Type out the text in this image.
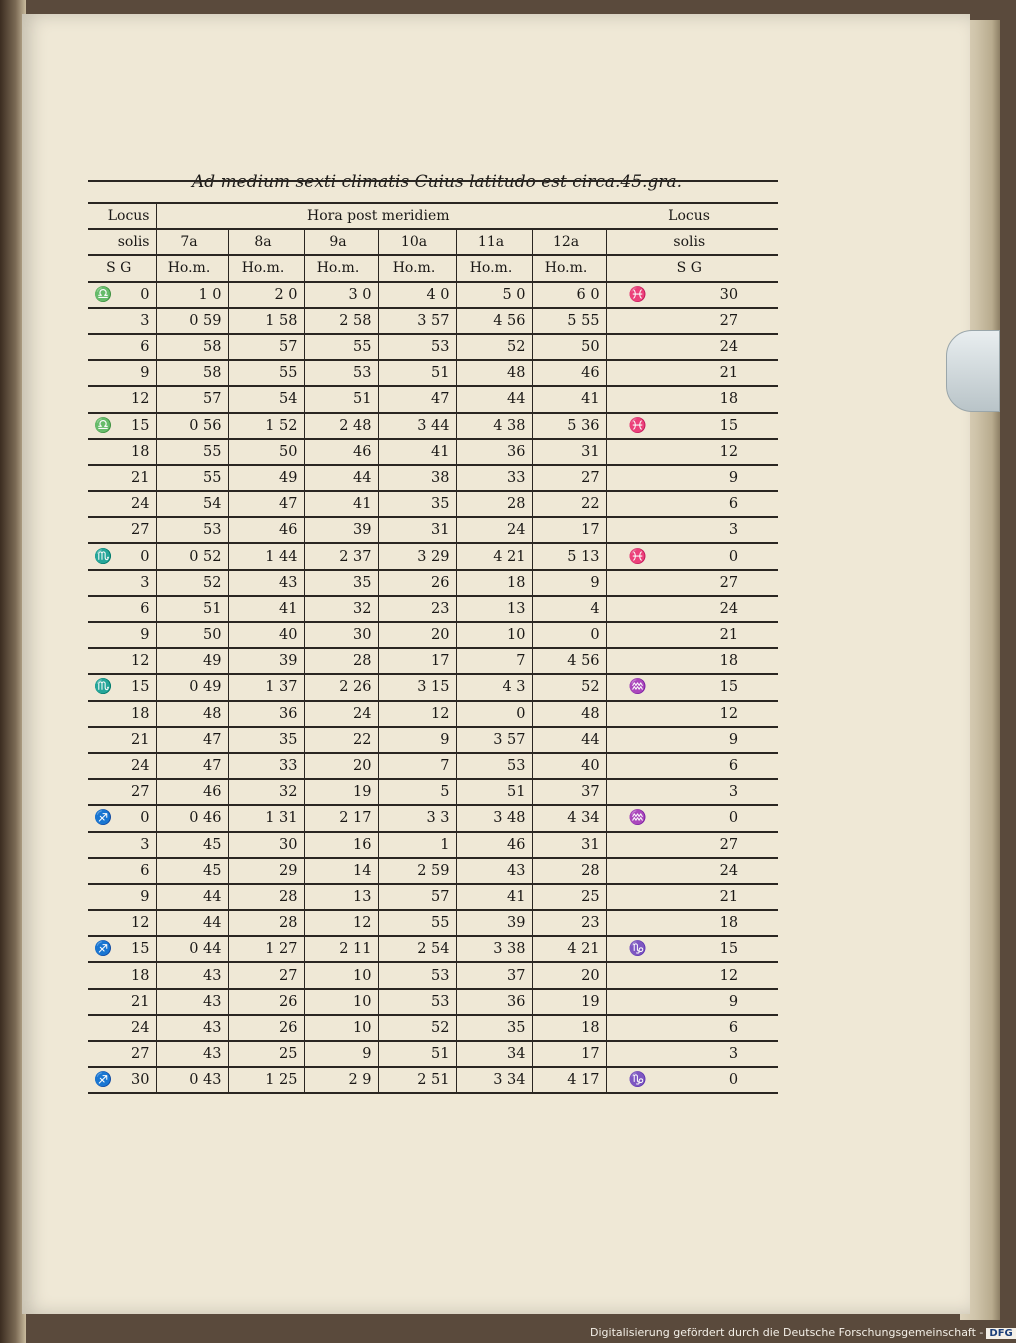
Ad medium sexti climatis Cuius latitudo est circa.45.gra.
Locus	Hora post meridiem						Locus
solis	7a	8a	9a	10a	11a	12a	solis
S G	Ho.m.	Ho.m.	Ho.m.	Ho.m.	Ho.m.	Ho.m.	S G

♎ 0	1 0	2 0	3 0	4 0	5 0	6 0	♓ 30

3	0 59	1 58	2 58	3 57	4 56	5 55	27

6	58	57	55	53	52	50	24

9	58	55	53	51	48	46	21

12	57	54	51	47	44	41	18

♎ 15	0 56	1 52	2 48	3 44	4 38	5 36	♓ 15

18	55	50	46	41	36	31	12

21	55	49	44	38	33	27	9

24	54	47	41	35	28	22	6

27	53	46	39	31	24	17	3

♏ 0	0 52	1 44	2 37	3 29	4 21	5 13	♓ 0

3	52	43	35	26	18	9	27

6	51	41	32	23	13	4	24

9	50	40	30	20	10	0	21

12	49	39	28	17	7	4 56	18

♏ 15	0 49	1 37	2 26	3 15	4 3	52	♒ 15

18	48	36	24	12	0	48	12

21	47	35	22	9	3 57	44	9

24	47	33	20	7	53	40	6

27	46	32	19	5	51	37	3

♐ 0	0 46	1 31	2 17	3 3	3 48	4 34	♒ 0

3	45	30	16	1	46	31	27

6	45	29	14	2 59	43	28	24

9	44	28	13	57	41	25	21

12	44	28	12	55	39	23	18

♐ 15	0 44	1 27	2 11	2 54	3 38	4 21	♑ 15

18	43	27	10	53	37	20	12

21	43	26	10	53	36	19	9

24	43	26	10	52	35	18	6

27	43	25	9	51	34	17	3

♐ 30	0 43	1 25	2 9	2 51	3 34	4 17	♑ 0
Digitalisierung gefördert durch die Deutsche Forschungsgemeinschaft - DFG
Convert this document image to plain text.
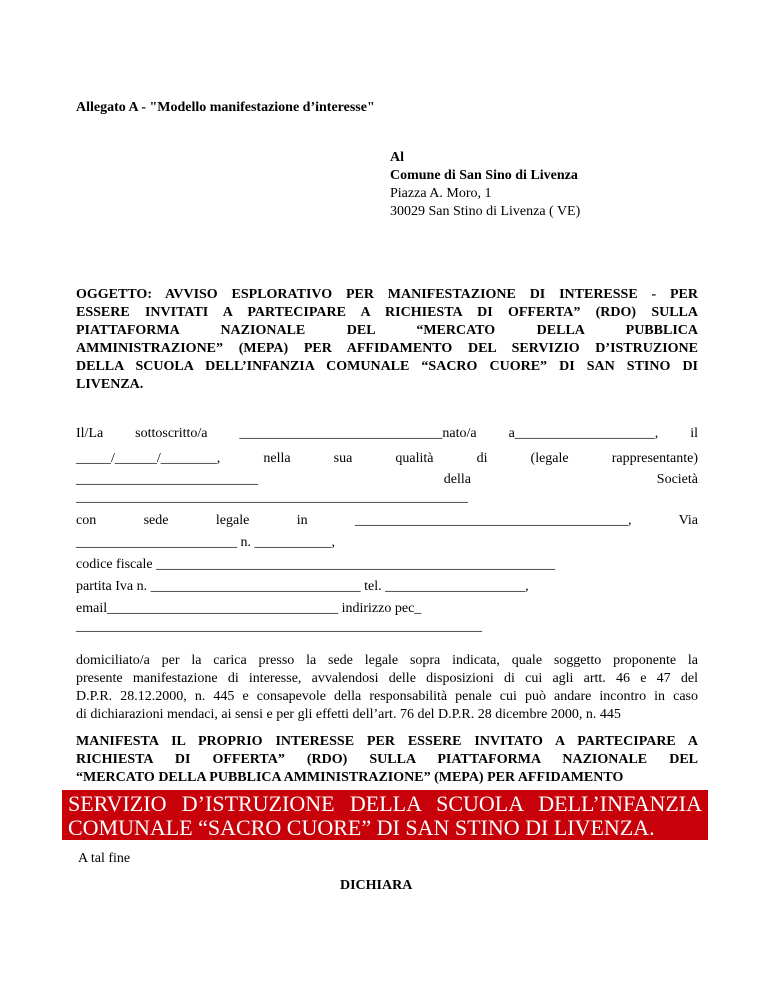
Allegato A - "Modello manifestazione d’interesse"
Al
Comune di San Sino di Livenza
Piazza A. Moro, 1
30029 San Stino di Livenza ( VE)
OGGETTO: AVVISO ESPLORATIVO PER MANIFESTAZIONE DI INTERESSE - PER
ESSERE INVITATI A PARTECIPARE A RICHIESTA DI OFFERTA” (RDO) SULLA
PIATTAFORMA NAZIONALE DEL “MERCATO DELLA PUBBLICA
AMMINISTRAZIONE” (MEPA) PER AFFIDAMENTO DEL SERVIZIO D’ISTRUZIONE
DELLA SCUOLA DELL’INFANZIA COMUNALE “SACRO CUORE” DI SAN STINO DI
LIVENZA.
Il/La sottoscritto/a _____________________________nato/a a____________________, il
_____/______/________, nella sua qualità di (legale rappresentante)
__________________________ della Società
________________________________________________________
con sede legale in _______________________________________, Via
_______________________ n. ___________,
codice fiscale _________________________________________________________
partita Iva n. ______________________________ tel. ____________________,
email_________________________________ indirizzo pec_
__________________________________________________________
domiciliato/a per la carica presso la sede legale sopra indicata, quale soggetto proponente la
presente manifestazione di interesse, avvalendosi delle disposizioni di cui agli artt. 46 e 47 del
D.P.R. 28.12.2000, n. 445 e consapevole della responsabilità penale cui può andare incontro in caso
di dichiarazioni mendaci, ai sensi e per gli effetti dell’art. 76 del D.P.R. 28 dicembre 2000, n. 445
MANIFESTA IL PROPRIO INTERESSE PER ESSERE INVITATO A PARTECIPARE A
RICHIESTA DI OFFERTA” (RDO) SULLA PIATTAFORMA NAZIONALE DEL
“MERCATO DELLA PUBBLICA AMMINISTRAZIONE” (MEPA) PER AFFIDAMENTO
SERVIZIO D’ISTRUZIONE DELLA SCUOLA DELL’INFANZIA
COMUNALE “SACRO CUORE” DI SAN STINO DI LIVENZA.
A tal fine
DICHIARA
------------------------
■ Directive ■
Give solely the number of lines in the data that contain the string "SACRO".

■ Response to the exercise ■
2